Short task:
Turn the stretch of lines from the one containing "Localize each UI" through the one containing "top-navbar: My Book" into a numbered list, skipping any blank lines. Leave the pictures out of your answer.

Material shown:
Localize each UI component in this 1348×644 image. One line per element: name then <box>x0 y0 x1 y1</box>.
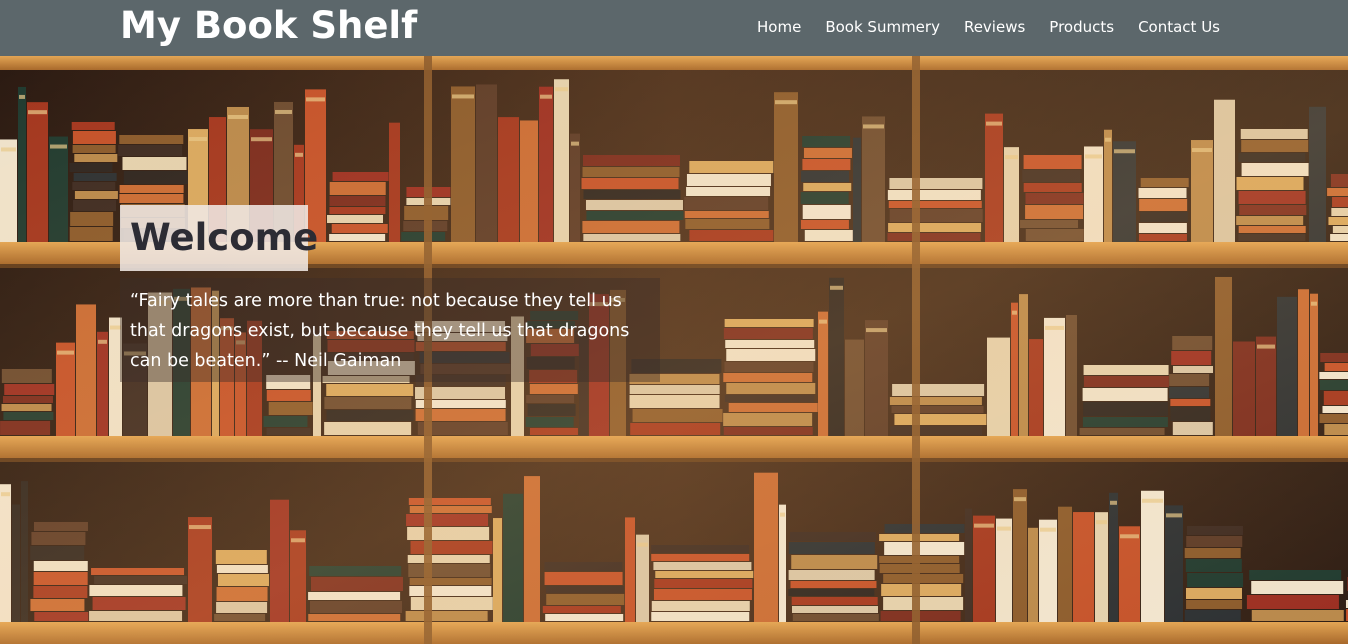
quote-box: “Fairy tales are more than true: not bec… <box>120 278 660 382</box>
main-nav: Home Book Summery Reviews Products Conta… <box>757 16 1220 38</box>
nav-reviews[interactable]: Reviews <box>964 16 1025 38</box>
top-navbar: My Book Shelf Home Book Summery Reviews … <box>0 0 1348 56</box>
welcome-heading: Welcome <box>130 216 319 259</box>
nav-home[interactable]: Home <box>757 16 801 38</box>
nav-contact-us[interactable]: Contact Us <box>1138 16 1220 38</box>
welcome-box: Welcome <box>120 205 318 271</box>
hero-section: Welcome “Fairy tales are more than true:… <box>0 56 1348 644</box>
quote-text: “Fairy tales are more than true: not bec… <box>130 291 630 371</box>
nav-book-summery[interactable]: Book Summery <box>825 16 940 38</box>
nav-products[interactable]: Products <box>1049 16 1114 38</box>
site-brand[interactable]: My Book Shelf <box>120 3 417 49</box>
* * *
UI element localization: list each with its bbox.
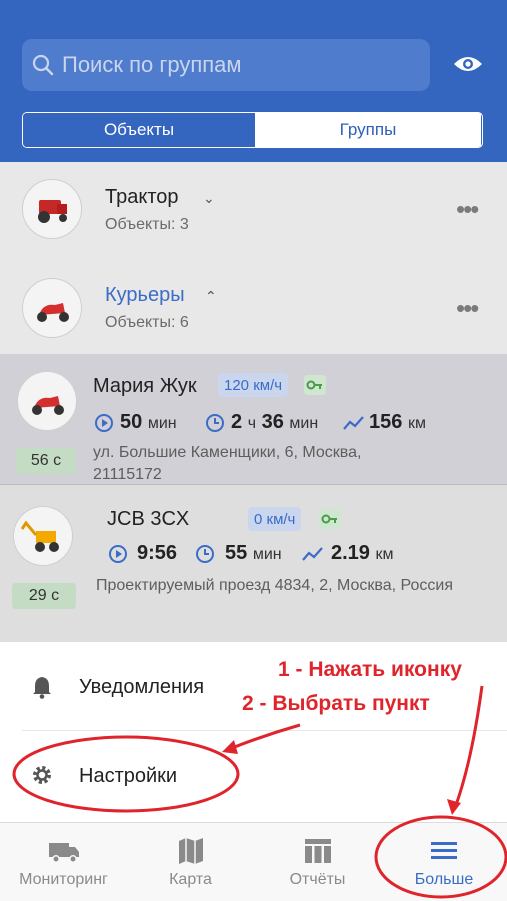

The solution:
1. Localize each UI component in this 1348×644 image. One line per element: name then <box>x0 y0 x1 y1</box>.
2. quote-box: “Fairy tales are more than true: not bec… <box>120 278 660 382</box>
3. main-nav: Home Book Summery Reviews Products Conta… <box>757 16 1220 38</box>
4. nav-reviews[interactable]: Reviews <box>964 16 1025 38</box>
5. top-navbar: My Book Shelf Home Book Summery Reviews … <box>0 0 1348 56</box>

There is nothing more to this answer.